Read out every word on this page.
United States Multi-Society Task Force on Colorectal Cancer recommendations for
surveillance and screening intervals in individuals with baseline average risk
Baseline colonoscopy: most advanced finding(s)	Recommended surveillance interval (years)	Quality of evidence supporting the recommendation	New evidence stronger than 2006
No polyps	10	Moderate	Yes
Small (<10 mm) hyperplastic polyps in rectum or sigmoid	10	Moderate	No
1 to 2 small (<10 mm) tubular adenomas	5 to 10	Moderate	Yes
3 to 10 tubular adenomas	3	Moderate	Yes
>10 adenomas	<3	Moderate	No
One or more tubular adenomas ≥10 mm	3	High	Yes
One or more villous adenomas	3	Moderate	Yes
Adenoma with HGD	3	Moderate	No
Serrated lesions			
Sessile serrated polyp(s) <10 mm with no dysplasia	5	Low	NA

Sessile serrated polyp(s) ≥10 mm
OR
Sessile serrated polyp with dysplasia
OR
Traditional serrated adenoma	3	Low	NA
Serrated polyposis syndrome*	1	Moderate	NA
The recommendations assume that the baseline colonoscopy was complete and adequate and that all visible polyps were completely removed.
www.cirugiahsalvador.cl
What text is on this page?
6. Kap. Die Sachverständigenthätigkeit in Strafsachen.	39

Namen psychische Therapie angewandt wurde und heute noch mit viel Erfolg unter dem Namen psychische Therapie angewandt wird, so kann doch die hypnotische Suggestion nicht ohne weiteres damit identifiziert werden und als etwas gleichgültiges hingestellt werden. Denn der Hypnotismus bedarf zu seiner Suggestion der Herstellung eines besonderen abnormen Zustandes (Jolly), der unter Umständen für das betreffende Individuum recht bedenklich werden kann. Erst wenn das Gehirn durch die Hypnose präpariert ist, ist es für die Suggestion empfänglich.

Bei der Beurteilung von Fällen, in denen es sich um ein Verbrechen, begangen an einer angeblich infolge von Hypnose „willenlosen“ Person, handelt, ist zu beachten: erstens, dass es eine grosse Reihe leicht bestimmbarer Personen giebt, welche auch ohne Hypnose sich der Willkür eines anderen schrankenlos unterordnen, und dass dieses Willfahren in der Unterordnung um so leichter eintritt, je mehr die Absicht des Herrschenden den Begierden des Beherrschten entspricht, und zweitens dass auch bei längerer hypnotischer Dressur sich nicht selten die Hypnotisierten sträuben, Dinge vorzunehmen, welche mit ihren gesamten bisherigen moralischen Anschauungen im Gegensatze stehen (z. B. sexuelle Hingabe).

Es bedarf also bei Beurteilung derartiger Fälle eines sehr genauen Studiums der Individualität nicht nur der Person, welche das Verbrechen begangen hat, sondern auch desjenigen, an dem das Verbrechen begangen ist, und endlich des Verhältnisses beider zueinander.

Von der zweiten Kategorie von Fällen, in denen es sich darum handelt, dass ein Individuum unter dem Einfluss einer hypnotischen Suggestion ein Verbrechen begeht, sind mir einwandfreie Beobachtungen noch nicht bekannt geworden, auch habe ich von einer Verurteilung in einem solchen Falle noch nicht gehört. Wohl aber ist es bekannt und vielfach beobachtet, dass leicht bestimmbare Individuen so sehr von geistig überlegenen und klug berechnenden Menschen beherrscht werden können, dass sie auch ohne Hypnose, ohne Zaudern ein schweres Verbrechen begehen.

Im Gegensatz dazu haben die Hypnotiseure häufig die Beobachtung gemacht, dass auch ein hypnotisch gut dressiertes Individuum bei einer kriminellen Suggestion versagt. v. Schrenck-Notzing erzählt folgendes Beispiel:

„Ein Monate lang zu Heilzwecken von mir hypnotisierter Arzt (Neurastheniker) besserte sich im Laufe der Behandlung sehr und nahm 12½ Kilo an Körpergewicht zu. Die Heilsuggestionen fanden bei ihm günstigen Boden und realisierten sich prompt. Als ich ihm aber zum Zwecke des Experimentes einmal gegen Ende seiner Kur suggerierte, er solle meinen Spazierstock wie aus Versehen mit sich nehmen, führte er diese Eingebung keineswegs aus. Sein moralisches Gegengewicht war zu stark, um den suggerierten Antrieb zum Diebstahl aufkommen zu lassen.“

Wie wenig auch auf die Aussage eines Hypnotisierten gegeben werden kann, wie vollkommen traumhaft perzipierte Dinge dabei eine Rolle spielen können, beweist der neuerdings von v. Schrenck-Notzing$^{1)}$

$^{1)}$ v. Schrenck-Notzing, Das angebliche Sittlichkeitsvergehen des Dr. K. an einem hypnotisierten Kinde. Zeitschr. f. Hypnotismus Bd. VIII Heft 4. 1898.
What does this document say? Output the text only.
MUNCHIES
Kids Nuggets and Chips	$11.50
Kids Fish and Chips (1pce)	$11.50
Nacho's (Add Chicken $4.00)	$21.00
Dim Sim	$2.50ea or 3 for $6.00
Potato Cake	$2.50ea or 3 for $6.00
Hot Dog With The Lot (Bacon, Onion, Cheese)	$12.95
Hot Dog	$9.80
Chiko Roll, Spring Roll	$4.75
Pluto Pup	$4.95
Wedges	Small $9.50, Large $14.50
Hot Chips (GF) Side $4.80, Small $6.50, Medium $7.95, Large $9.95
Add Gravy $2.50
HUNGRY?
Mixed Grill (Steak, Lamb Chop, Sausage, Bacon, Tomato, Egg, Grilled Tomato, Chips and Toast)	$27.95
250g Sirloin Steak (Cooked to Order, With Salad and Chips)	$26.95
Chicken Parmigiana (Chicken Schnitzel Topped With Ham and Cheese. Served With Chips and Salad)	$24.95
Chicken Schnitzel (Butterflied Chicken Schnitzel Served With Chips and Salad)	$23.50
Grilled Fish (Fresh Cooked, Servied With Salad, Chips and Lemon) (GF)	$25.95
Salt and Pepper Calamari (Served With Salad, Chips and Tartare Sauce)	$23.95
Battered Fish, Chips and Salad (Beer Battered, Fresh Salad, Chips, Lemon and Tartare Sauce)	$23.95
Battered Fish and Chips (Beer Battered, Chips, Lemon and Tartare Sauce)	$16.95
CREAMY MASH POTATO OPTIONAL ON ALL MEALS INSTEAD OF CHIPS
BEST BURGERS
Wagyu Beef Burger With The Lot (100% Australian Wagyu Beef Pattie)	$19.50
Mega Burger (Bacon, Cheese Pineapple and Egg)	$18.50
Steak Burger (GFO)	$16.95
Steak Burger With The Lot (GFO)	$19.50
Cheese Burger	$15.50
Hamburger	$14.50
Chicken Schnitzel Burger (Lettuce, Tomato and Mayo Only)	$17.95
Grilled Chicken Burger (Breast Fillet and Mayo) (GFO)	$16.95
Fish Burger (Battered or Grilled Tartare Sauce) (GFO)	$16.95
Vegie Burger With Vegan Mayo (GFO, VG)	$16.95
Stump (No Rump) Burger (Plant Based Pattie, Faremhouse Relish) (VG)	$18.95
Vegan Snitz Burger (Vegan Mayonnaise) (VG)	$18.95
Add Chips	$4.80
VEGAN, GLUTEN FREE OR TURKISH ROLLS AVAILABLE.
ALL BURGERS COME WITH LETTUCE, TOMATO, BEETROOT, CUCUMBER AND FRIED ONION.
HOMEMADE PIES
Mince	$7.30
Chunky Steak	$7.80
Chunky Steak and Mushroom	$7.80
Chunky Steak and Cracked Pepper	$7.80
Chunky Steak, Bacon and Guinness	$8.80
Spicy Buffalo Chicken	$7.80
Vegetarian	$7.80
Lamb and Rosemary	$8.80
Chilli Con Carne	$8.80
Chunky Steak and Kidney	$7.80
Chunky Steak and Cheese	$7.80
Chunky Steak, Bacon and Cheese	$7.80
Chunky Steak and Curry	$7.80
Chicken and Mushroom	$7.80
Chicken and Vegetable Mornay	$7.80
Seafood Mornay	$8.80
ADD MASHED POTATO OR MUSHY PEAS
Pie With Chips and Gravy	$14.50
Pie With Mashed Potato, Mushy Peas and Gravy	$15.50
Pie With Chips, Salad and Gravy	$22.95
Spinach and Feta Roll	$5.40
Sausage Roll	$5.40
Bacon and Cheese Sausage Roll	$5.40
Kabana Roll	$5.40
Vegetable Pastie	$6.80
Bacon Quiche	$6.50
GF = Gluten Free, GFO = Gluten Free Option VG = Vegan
════
_Task statement_
Collect each line holding the string "Chicken".

_Expected answer_
Nacho's (Add Chicken $4.00)	$21.00
Chicken Parmigiana (Chicken Schnitzel Topped With Ham and Cheese. Served With Chips and Salad)	$24.95
Chicken Schnitzel (Butterflied Chicken Schnitzel Served With Chips and Salad)	$23.50
Chicken Schnitzel Burger (Lettuce, Tomato and Mayo Only)	$17.95
Grilled Chicken Burger (Breast Fillet and Mayo) (GFO)	$16.95
Spicy Buffalo Chicken	$7.80
Chicken and Mushroom	$7.80
Chicken and Vegetable Mornay	$7.80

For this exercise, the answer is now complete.